Layout annotation records:

********

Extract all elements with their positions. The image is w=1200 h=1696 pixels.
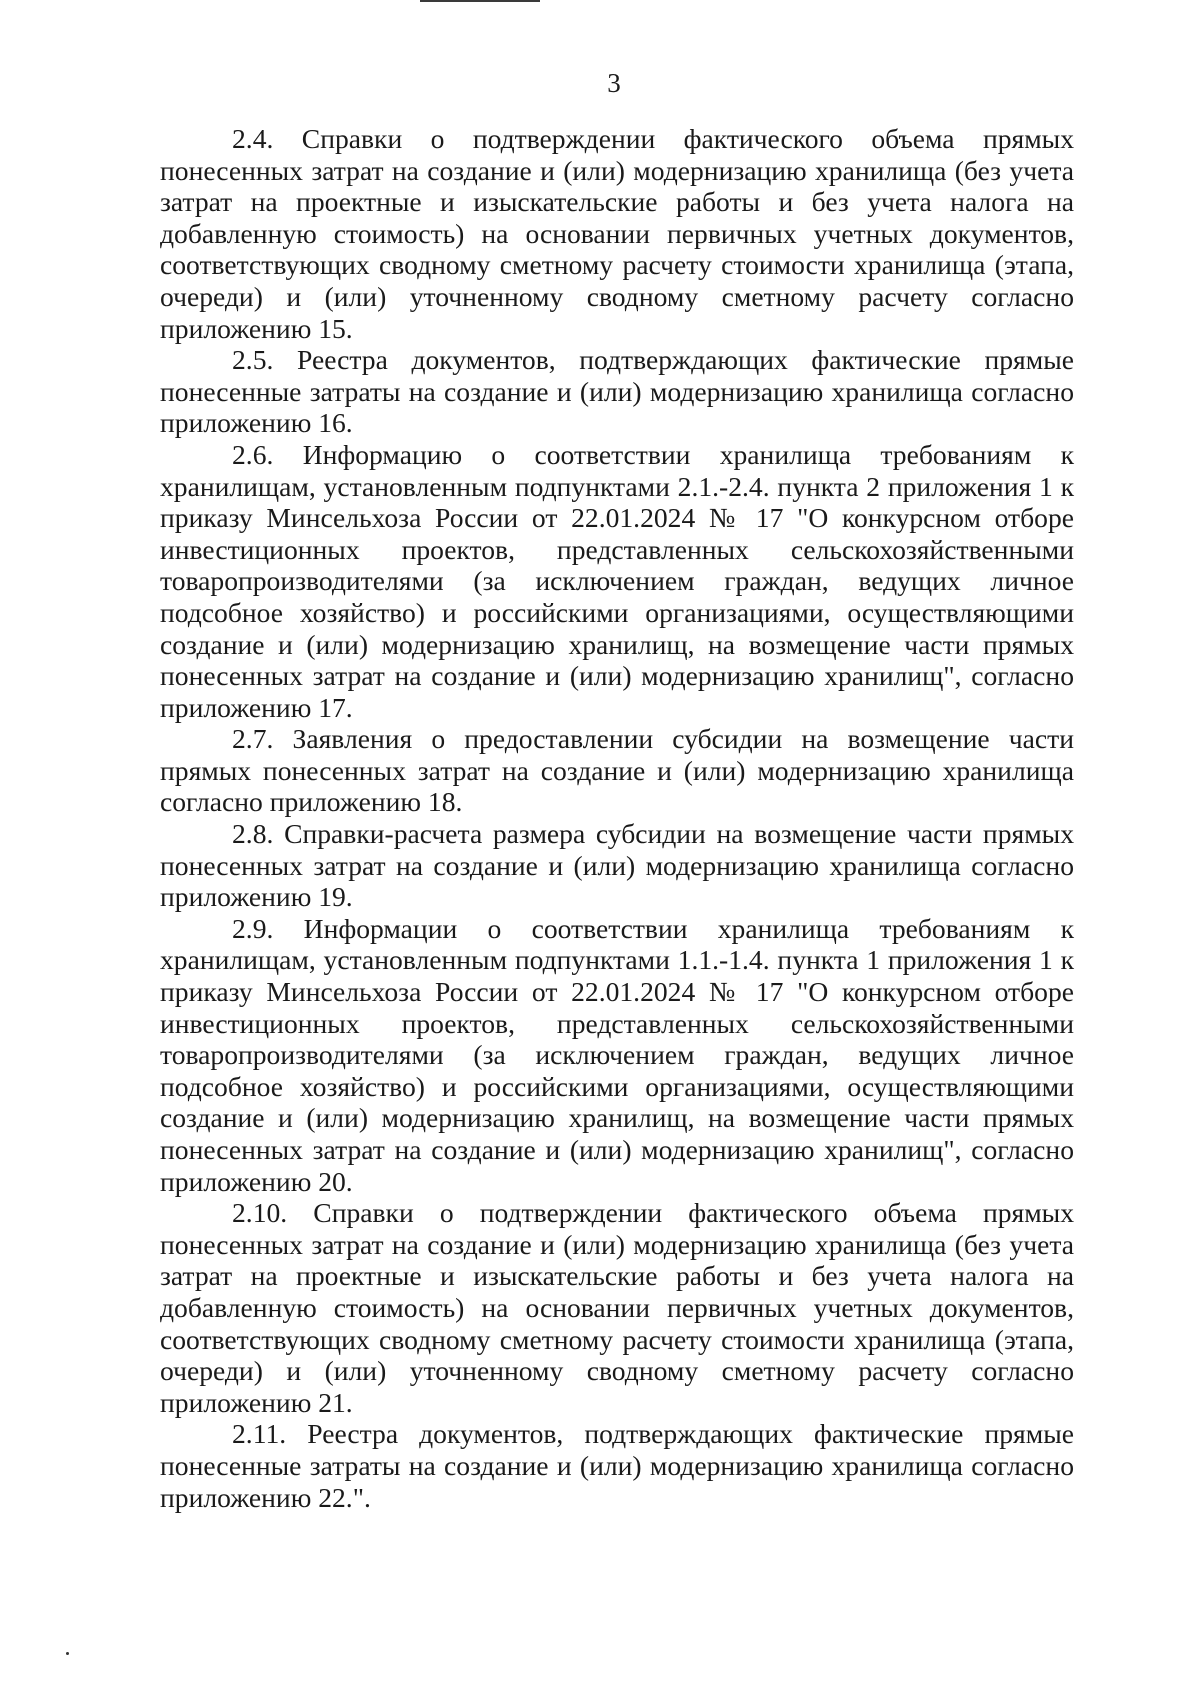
paragraph-2-6: 2.6. Информацию о соответствии хранилища требованиям к хранилищам, установленным подпунктами 2.1.-2.4. пункта 2 приложения 1 к приказу Минсельхоза России от 22.01.2024 № 17 "О конкурсном отборе инвестиционных проектов, представленных сельскохозяйственными товаропроизводителями (за исключением граждан, ведущих личное подсобное хозяйство) и российскими организациями, осуществляющими создание и (или) модернизацию хранилищ, на возмещение части прямых понесенных затрат на создание и (или) модернизацию хранилищ", согласно приложению 17.: [160, 438, 1074, 723]
page-number: 3: [607, 68, 621, 98]
paragraph-2-10: 2.10. Справки о подтверждении фактического объема прямых понесенных затрат на создание и (или) модернизацию хранилища (без учета затрат на проектные и изыскательские работы и без учета налога на добавленную стоимость) на основании первичных учетных документов, соответствующих сводному сметному расчету стоимости хранилища (этапа, очереди) и (или) уточненному сводному сметному расчету согласно приложению 21.: [160, 1197, 1074, 1418]
paragraph-2-8: 2.8. Справки-расчета размера субсидии на возмещение части прямых понесенных затрат на создание и (или) модернизацию хранилища согласно приложению 19.: [160, 818, 1074, 913]
paragraph-2-11: 2.11. Реестра документов, подтверждающих фактические прямые понесенные затраты на создание и (или) модернизацию хранилища согласно приложению 22.".: [160, 1418, 1074, 1513]
paragraph-2-5: 2.5. Реестра документов, подтверждающих фактические прямые понесенные затраты на создание и (или) модернизацию хранилища согласно приложению 16.: [160, 344, 1074, 439]
document-body: [160, 123, 1074, 1513]
paragraph-2-4: 2.4. Справки о подтверждении фактического объема прямых понесенных затрат на создание и (или) модернизацию хранилища (без учета затрат на проектные и изыскательские работы и без учета налога на добавленную стоимость) на основании первичных учетных документов, соответствующих сводному сметному расчету стоимости хранилища (этапа, очереди) и (или) уточненному сводному сметному расчету согласно приложению 15.: [160, 123, 1074, 344]
scan-edge-mark: [420, 0, 540, 2]
scan-speck: [66, 1652, 69, 1655]
paragraph-2-7: 2.7. Заявления о предоставлении субсидии на возмещение части прямых понесенных затрат на создание и (или) модернизацию хранилища согласно приложению 18.: [160, 723, 1074, 818]
paragraph-2-9: 2.9. Информации о соответствии хранилища требованиям к хранилищам, установленным подпунктами 1.1.-1.4. пункта 1 приложения 1 к приказу Минсельхоза России от 22.01.2024 № 17 "О конкурсном отборе инвестиционных проектов, представленных сельскохозяйственными товаропроизводителями (за исключением граждан, ведущих личное подсобное хозяйство) и российскими организациями, осуществляющими создание и (или) модернизацию хранилищ, на возмещение части прямых понесенных затрат на создание и (или) модернизацию хранилищ", согласно приложению 20.: [160, 912, 1074, 1197]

********

> YOUR INSTRUCTIONS:
Select every line of the data above that contains the string "Реестра", and copy each of those lines in full.

> COMPLETE RESPONSE:
paragraph-2-11: 2.11. Реестра документов, подтверждающих фактические прямые понесенные затраты на создание и (или) модернизацию хранилища согласно приложению 22.".: [160, 1418, 1074, 1513]
paragraph-2-5: 2.5. Реестра документов, подтверждающих фактические прямые понесенные затраты на создание и (или) модернизацию хранилища согласно приложению 16.: [160, 344, 1074, 439]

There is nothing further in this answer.